### [Task directions]
Return the exact lines spanning from the line with "Decode this image" through the last line of the entries, boundaries included, and no others.
# # #
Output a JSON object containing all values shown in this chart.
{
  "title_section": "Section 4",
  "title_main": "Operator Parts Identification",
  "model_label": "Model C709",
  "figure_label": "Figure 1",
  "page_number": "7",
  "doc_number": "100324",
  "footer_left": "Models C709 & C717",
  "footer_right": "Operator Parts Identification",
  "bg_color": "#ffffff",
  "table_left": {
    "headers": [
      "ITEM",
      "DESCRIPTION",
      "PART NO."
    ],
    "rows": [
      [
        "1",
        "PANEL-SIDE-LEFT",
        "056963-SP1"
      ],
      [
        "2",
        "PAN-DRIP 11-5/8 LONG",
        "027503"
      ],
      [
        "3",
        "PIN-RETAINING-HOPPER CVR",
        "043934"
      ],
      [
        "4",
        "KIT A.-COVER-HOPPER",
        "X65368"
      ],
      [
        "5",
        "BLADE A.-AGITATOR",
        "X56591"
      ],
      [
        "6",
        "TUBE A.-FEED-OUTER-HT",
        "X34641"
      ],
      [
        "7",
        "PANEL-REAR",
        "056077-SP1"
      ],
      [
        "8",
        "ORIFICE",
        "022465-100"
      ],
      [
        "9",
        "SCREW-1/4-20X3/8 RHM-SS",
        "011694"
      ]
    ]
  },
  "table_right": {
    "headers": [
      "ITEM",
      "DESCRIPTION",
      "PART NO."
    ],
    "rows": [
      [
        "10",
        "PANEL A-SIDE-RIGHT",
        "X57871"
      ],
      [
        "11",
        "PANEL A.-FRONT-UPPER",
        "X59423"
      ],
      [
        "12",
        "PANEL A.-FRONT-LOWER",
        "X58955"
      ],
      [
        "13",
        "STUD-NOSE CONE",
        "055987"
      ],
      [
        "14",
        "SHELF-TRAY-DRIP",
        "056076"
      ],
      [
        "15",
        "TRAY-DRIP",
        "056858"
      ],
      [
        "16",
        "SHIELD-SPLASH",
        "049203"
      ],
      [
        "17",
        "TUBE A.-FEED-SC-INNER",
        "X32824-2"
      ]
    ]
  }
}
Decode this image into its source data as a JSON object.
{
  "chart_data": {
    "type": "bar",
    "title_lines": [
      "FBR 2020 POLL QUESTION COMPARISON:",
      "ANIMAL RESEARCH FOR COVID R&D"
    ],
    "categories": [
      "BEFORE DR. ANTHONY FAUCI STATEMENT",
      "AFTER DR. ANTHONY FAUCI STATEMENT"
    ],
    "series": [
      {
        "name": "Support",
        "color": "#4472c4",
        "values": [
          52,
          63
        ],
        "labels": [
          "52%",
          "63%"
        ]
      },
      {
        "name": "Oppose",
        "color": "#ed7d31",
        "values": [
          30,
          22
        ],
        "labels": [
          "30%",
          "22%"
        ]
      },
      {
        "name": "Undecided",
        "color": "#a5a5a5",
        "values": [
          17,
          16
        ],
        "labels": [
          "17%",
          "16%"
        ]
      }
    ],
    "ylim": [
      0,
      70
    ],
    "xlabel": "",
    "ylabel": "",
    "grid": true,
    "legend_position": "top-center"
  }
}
# # #
### [Written answer]
Decode this image into its source data as a JSON object.
{
  "chart_data": {
    "type": "bar",
    "title_lines": [
      "FBR 2020 POLL QUESTION COMPARISON:",
      "ANIMAL RESEARCH FOR COVID R&D"
    ],
    "categories": [
      "BEFORE DR. ANTHONY FAUCI STATEMENT",
      "AFTER DR. ANTHONY FAUCI STATEMENT"
    ],
    "series": [
      {
        "name": "Support",
        "color": "#4472c4",
        "values": [
          52,
          63
        ],
        "labels": [
          "52%",
          "63%"
        ]
      },
      {
        "name": "Oppose",
        "color": "#ed7d31",
        "values": [
          30,
          22
        ],
        "labels": [
          "30%",
          "22%"
        ]
      },
      {
        "name": "Undecided",
        "color": "#a5a5a5",
        "values": [
          17,
          16
        ],
        "labels": [
          "17%",
          "16%"
        ]
      }
    ],
    "ylim": [
      0,
      70
    ],
    "xlabel": "",
    "ylabel": "",
    "grid": true,
    "legend_position": "top-center"
  }
}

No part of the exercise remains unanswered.